Goal:
Determine the number of lines in the listing below where the string "cómo" occurs; answer with the number alone.
======== Working data
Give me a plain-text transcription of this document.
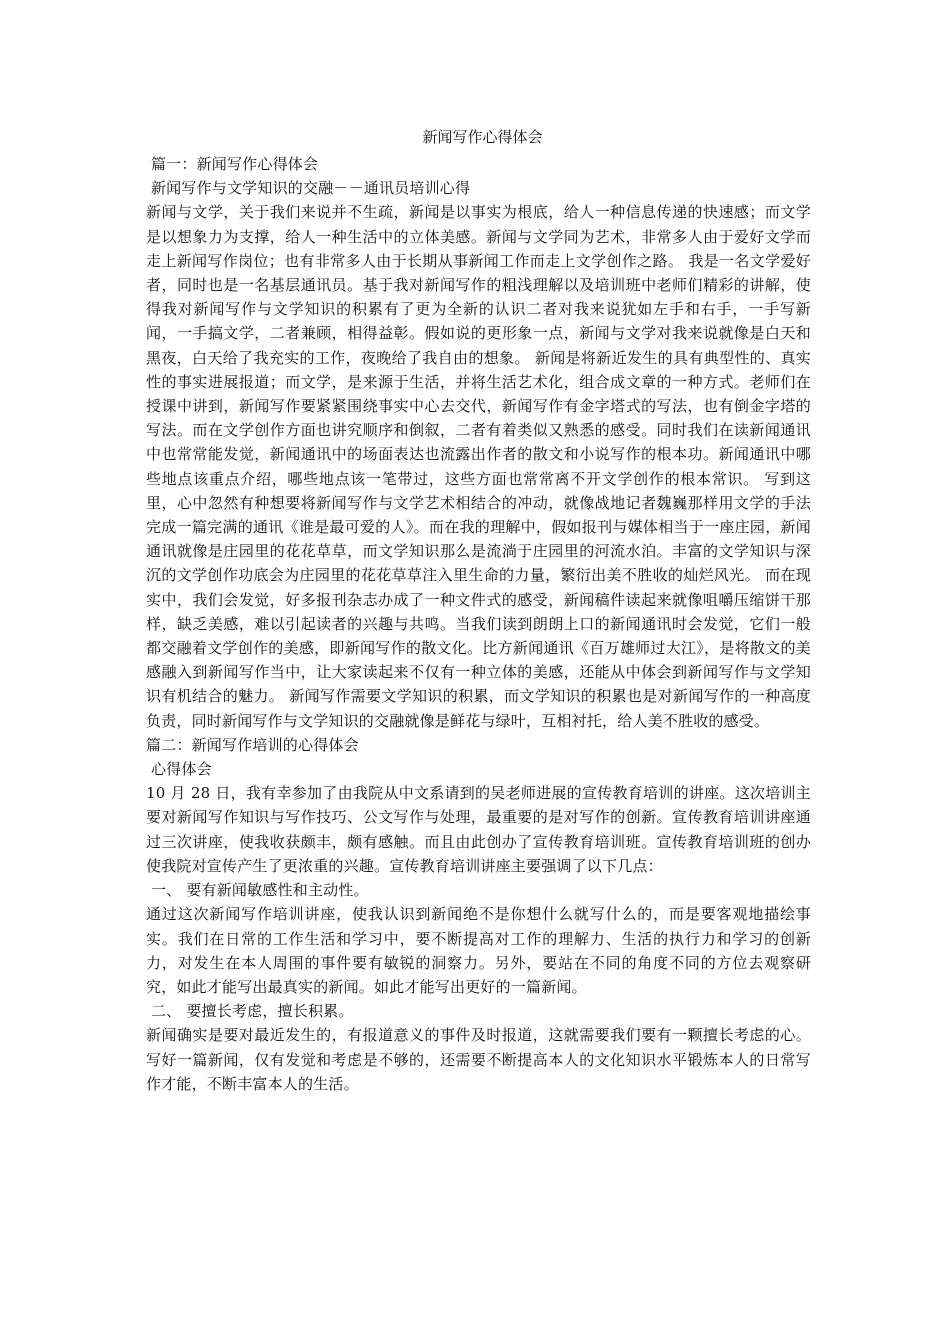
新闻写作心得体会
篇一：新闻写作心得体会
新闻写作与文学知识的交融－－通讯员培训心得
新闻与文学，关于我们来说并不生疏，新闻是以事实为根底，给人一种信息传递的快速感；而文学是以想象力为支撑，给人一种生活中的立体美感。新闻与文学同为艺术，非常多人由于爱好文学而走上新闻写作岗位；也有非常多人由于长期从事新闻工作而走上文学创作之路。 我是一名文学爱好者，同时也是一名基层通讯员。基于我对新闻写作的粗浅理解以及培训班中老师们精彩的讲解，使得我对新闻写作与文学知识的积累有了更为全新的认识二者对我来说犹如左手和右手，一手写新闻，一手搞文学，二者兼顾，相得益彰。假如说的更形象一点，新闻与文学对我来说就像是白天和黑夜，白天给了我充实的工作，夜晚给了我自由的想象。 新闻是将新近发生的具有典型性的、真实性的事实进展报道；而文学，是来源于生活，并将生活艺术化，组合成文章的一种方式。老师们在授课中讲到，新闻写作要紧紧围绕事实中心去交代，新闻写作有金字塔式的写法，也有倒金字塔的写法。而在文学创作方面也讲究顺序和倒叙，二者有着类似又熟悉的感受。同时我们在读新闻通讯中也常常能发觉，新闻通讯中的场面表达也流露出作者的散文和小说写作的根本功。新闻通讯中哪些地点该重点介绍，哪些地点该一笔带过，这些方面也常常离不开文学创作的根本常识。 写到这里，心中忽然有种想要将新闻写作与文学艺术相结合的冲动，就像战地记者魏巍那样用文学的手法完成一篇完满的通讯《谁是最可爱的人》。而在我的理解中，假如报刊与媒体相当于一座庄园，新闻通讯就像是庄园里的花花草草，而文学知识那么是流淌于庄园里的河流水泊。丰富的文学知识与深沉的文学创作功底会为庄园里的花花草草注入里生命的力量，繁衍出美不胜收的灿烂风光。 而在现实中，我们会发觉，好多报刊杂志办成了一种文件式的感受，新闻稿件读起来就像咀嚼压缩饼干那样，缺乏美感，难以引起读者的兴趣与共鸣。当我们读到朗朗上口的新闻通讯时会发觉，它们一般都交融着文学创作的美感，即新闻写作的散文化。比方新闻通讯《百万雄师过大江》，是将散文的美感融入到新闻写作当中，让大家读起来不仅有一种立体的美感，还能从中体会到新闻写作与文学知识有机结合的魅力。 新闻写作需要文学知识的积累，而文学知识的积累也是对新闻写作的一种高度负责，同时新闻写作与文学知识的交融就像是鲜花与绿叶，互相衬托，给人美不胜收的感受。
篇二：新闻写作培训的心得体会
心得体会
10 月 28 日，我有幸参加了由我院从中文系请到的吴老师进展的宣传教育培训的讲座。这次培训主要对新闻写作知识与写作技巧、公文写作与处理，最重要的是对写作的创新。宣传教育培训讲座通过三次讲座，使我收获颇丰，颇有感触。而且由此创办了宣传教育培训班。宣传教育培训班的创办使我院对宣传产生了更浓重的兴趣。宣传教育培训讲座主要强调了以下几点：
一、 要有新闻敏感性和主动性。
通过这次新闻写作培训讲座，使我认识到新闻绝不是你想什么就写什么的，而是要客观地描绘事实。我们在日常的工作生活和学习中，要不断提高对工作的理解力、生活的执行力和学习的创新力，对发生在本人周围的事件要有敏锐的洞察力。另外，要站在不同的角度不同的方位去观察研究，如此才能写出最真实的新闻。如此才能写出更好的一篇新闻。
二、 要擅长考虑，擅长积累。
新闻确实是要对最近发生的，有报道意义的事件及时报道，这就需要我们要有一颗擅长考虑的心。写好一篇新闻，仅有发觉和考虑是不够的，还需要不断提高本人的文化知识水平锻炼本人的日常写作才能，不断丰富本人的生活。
================
======== Working data
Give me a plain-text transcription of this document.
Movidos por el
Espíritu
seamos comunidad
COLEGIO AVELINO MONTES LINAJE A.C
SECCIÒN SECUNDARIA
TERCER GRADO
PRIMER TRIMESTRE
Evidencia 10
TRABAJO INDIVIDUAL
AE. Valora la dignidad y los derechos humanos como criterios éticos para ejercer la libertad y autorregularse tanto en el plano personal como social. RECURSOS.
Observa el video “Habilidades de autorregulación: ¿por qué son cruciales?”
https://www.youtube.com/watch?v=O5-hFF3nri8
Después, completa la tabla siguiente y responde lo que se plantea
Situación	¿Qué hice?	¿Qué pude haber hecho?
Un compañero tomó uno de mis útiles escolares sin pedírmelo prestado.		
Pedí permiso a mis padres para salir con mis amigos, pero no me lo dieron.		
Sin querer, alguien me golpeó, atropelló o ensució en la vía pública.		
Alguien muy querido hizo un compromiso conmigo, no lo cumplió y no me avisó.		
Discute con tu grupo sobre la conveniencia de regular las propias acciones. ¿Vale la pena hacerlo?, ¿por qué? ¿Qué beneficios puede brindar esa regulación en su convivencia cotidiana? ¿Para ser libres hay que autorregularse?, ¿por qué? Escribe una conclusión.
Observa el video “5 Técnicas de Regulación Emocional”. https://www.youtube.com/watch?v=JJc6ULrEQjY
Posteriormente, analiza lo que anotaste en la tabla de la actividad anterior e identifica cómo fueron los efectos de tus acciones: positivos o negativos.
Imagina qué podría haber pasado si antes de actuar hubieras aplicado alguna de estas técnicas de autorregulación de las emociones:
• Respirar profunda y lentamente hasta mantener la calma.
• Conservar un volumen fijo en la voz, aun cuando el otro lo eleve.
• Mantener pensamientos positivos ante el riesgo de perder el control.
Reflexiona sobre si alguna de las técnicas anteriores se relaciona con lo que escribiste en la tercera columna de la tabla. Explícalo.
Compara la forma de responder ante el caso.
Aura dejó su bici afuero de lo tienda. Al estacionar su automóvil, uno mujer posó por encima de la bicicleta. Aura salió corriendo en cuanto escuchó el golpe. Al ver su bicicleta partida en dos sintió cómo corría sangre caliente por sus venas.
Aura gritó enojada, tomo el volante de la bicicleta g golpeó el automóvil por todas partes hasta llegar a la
================
======== Working data
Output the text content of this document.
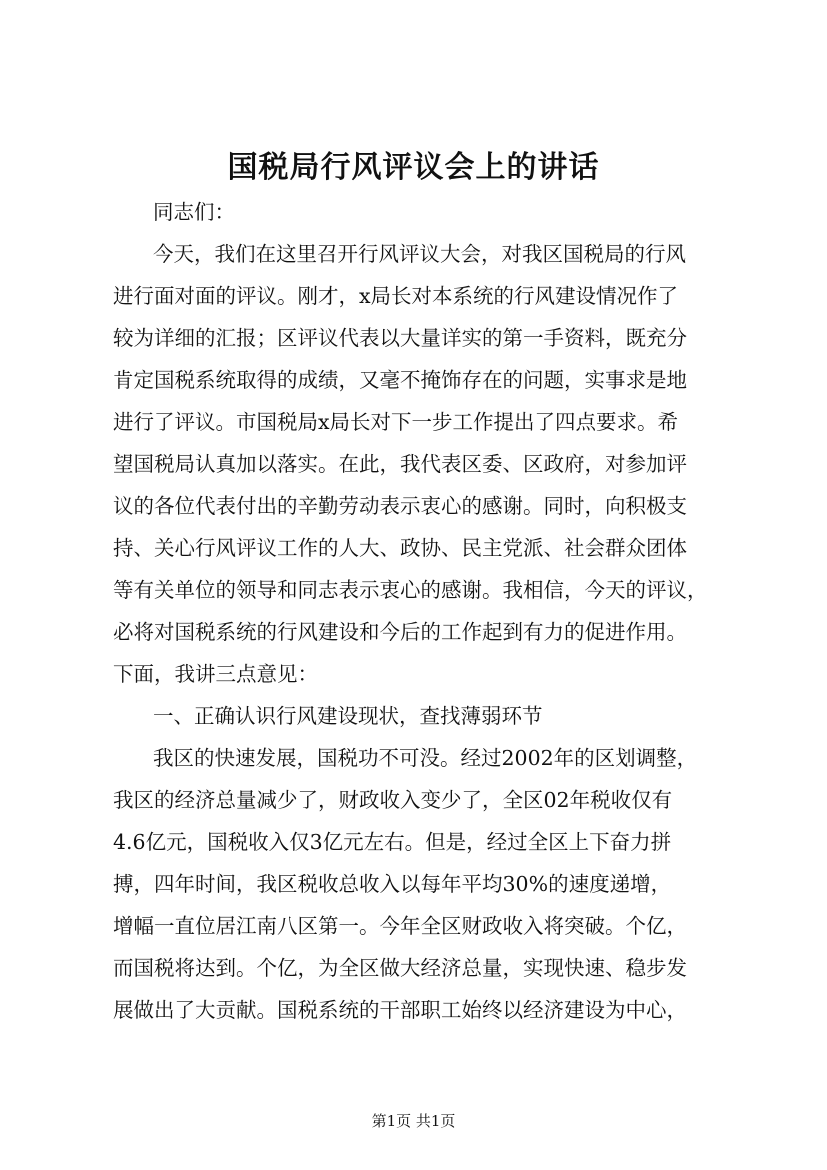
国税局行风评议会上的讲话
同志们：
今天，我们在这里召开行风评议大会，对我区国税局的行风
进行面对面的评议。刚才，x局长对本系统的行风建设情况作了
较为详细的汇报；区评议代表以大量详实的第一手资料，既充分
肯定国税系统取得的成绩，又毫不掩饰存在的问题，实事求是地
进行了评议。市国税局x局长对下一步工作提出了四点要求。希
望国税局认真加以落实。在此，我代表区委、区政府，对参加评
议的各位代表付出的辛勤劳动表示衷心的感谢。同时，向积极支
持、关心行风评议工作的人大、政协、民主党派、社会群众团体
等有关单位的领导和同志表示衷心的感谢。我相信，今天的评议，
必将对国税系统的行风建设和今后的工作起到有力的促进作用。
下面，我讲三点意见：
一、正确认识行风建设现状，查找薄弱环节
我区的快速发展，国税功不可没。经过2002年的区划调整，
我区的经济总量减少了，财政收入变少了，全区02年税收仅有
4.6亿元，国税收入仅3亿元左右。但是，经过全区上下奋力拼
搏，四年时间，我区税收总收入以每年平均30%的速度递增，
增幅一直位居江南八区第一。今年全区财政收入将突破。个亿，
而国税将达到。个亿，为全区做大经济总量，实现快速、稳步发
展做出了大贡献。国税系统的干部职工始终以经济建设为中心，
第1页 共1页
================
Solution to this exercise:
2